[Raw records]
***

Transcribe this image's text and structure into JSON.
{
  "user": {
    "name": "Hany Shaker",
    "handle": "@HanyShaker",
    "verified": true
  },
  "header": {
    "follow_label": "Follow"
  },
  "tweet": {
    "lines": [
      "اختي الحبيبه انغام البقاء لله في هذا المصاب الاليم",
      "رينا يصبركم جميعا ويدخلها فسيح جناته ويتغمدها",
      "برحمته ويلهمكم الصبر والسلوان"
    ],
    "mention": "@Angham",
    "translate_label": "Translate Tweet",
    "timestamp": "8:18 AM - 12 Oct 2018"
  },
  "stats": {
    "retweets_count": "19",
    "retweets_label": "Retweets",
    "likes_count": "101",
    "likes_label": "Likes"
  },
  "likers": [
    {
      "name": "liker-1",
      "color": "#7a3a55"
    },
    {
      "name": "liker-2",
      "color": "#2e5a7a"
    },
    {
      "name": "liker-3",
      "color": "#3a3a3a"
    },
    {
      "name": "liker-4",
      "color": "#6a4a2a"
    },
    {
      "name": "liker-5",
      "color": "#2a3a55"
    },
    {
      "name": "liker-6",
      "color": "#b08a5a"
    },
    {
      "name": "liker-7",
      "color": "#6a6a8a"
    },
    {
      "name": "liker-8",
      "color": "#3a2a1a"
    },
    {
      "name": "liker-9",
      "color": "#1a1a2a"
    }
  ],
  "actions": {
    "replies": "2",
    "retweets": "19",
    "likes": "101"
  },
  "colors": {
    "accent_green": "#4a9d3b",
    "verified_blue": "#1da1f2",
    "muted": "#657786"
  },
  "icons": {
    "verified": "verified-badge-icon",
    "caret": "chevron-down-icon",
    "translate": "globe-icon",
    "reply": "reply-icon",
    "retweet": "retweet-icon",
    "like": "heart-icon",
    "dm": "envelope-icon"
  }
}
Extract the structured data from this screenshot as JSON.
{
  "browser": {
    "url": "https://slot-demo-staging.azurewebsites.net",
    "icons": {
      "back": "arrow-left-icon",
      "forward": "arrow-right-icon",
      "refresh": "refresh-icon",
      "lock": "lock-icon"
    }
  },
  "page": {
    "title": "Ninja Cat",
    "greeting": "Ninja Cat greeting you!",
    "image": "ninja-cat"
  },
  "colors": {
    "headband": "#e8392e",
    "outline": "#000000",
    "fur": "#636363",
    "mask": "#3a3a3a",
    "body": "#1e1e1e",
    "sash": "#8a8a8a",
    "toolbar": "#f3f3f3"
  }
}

***

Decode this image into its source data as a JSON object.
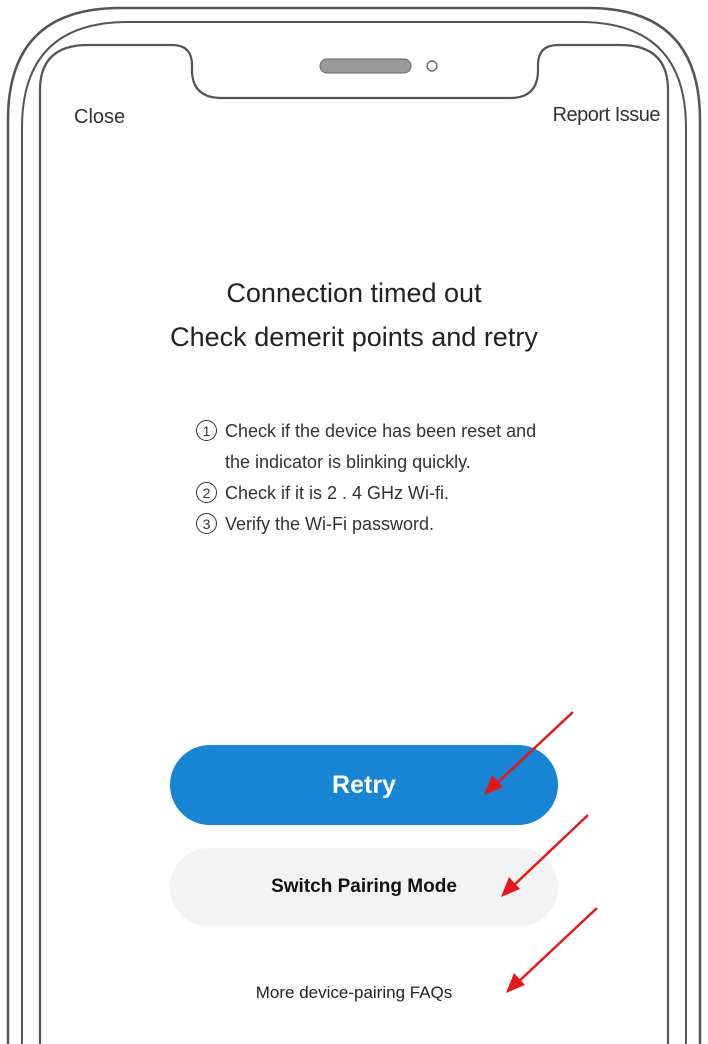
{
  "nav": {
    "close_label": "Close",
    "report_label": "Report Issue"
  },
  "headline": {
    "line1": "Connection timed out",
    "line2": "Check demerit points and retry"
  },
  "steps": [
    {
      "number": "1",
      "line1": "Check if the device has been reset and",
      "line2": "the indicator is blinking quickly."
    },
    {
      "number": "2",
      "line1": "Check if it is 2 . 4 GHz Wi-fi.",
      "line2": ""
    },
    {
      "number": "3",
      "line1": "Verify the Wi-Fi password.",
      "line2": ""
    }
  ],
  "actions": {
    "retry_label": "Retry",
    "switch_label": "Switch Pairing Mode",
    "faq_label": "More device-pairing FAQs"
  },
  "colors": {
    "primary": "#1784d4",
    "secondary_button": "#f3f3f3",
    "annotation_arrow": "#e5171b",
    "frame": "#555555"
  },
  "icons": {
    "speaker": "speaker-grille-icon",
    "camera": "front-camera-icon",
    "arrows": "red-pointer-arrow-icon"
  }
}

***

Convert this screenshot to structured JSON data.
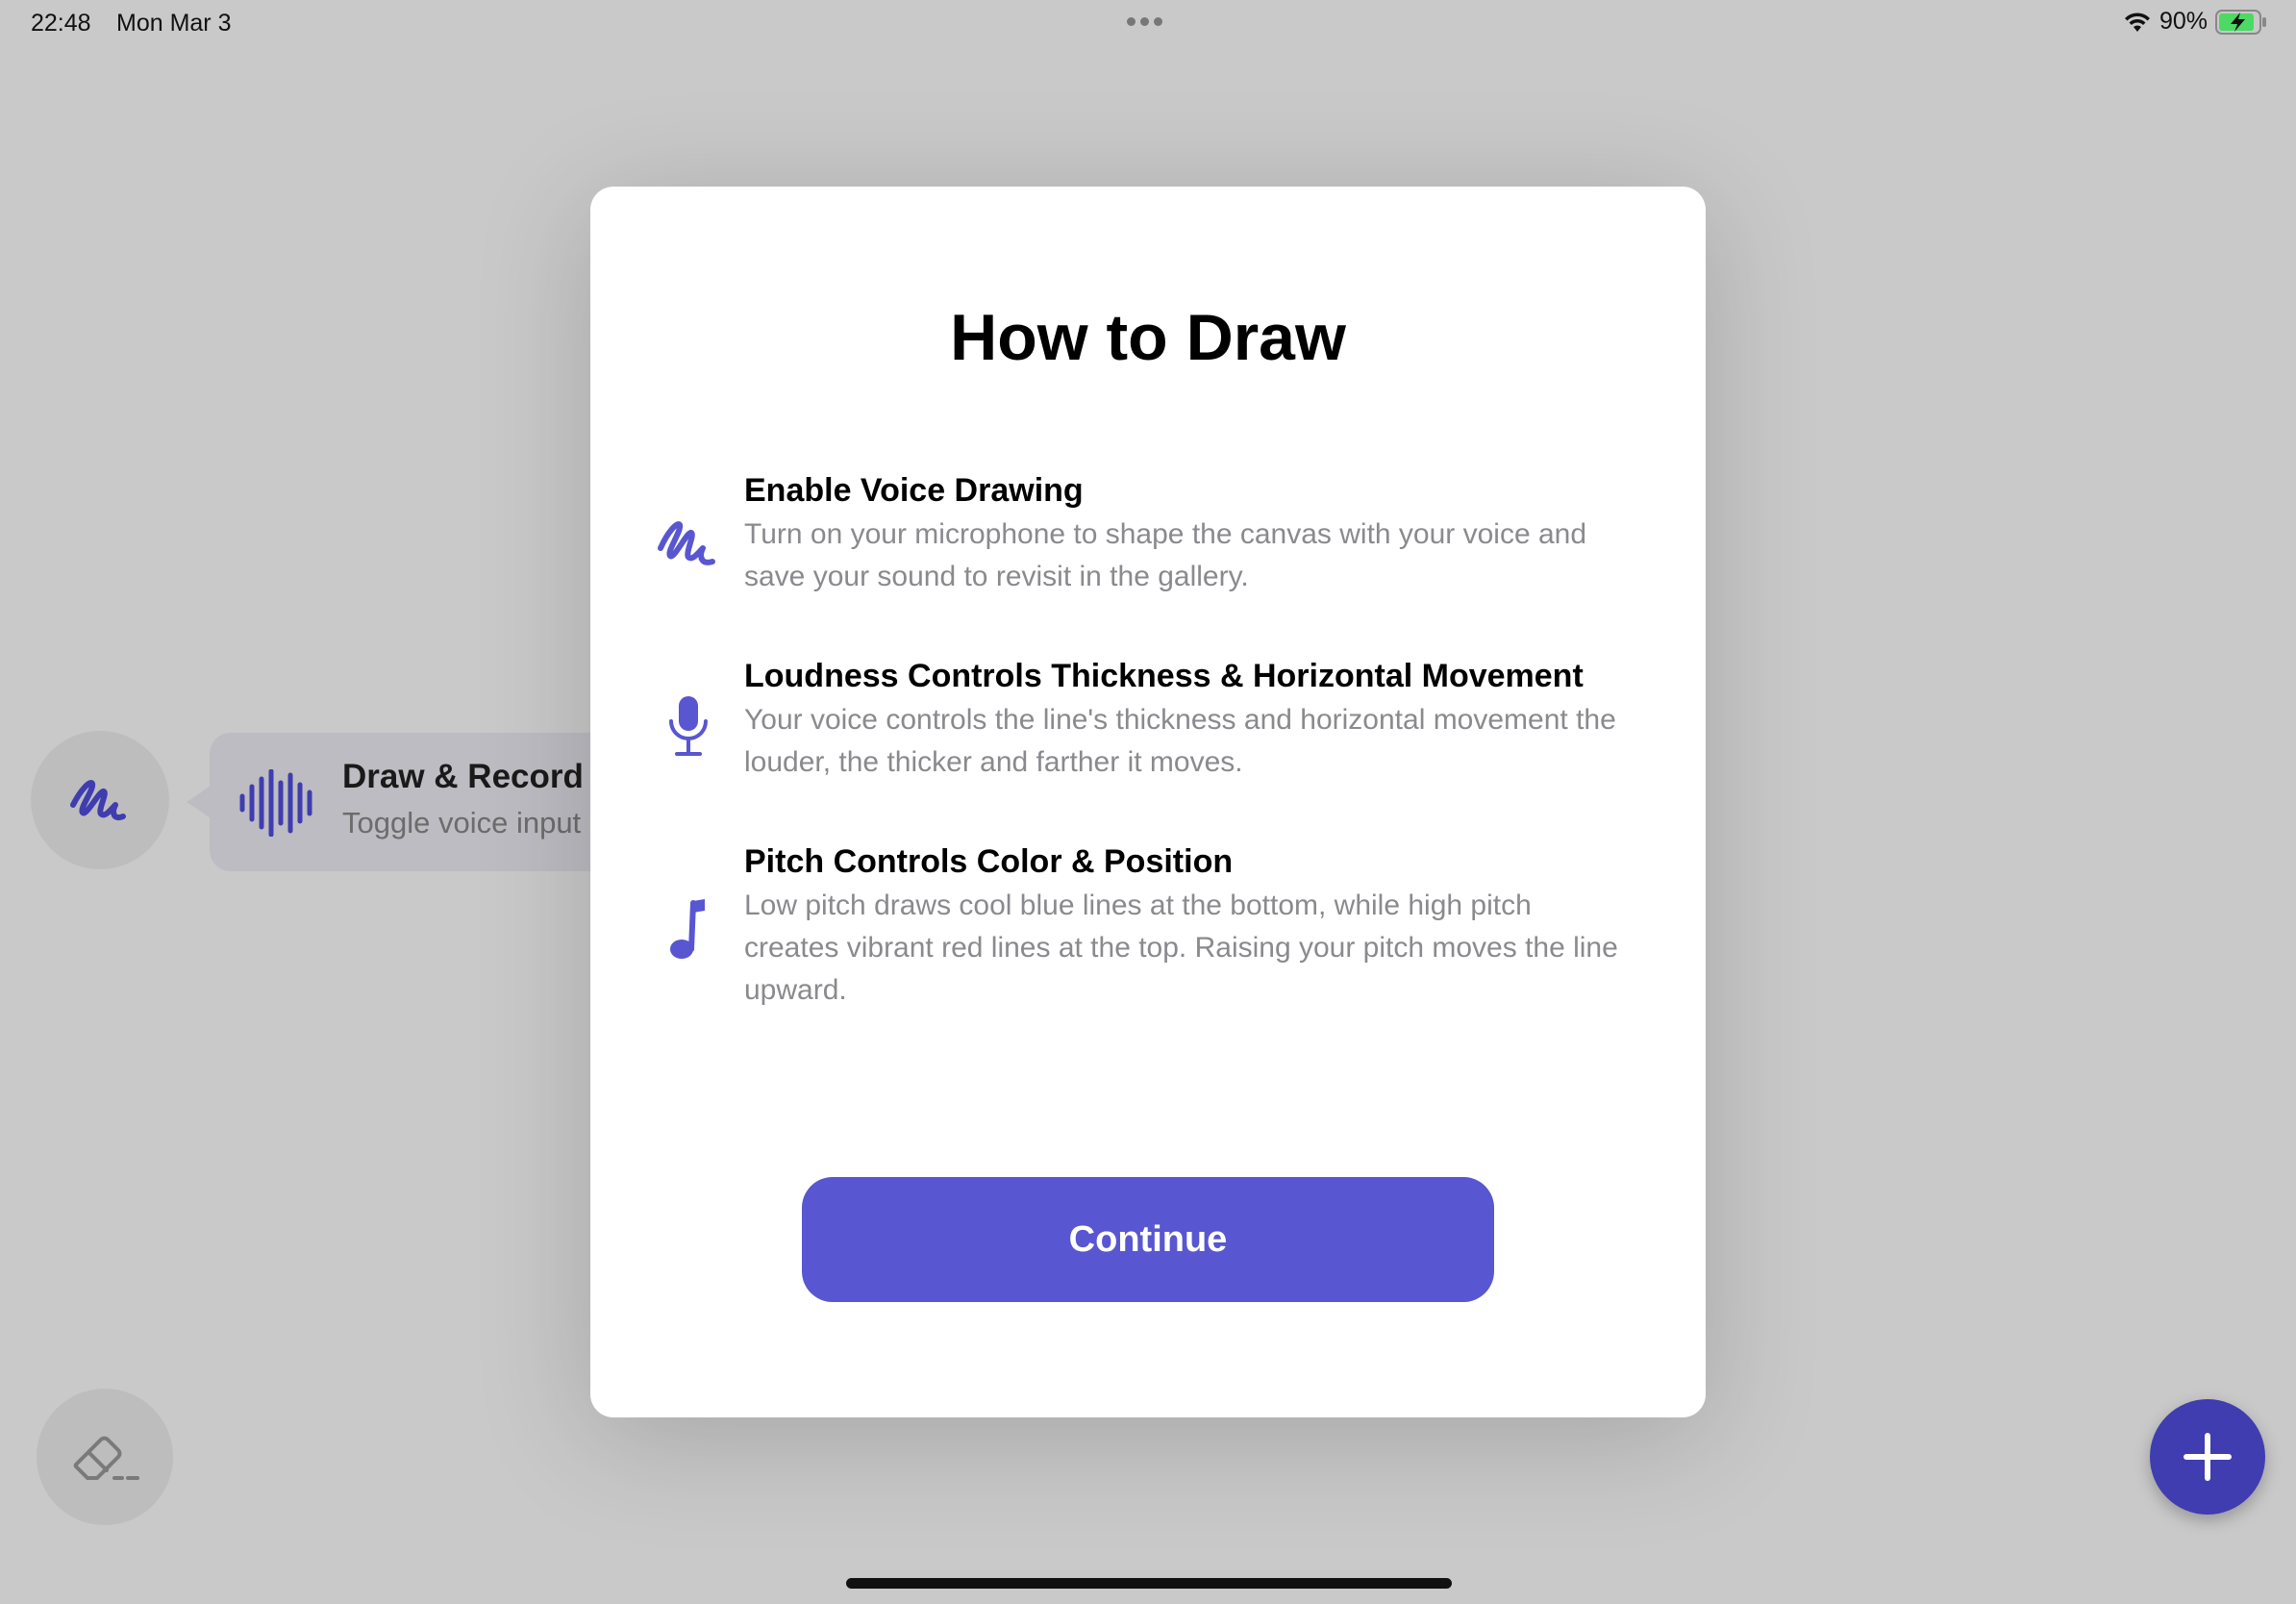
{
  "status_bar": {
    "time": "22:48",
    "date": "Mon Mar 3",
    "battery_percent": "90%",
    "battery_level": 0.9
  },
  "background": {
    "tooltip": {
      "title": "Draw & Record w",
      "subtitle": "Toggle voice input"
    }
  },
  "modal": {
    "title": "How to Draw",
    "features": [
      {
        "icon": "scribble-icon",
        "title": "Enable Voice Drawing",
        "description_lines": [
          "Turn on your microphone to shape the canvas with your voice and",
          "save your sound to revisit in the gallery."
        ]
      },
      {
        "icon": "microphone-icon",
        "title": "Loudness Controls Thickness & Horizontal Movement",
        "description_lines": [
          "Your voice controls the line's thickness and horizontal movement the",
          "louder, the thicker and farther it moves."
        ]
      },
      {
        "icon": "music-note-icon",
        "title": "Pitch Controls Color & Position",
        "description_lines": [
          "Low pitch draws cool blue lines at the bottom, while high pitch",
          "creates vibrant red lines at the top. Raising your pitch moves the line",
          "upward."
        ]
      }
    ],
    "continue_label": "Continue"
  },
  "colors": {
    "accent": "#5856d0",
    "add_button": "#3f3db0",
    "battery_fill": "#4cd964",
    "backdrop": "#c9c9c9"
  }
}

***

WHAT YOU SHOULD DO:
In how many lines does the word "device" appear? Respond with the number alone.

OUTPUT BELOW:
2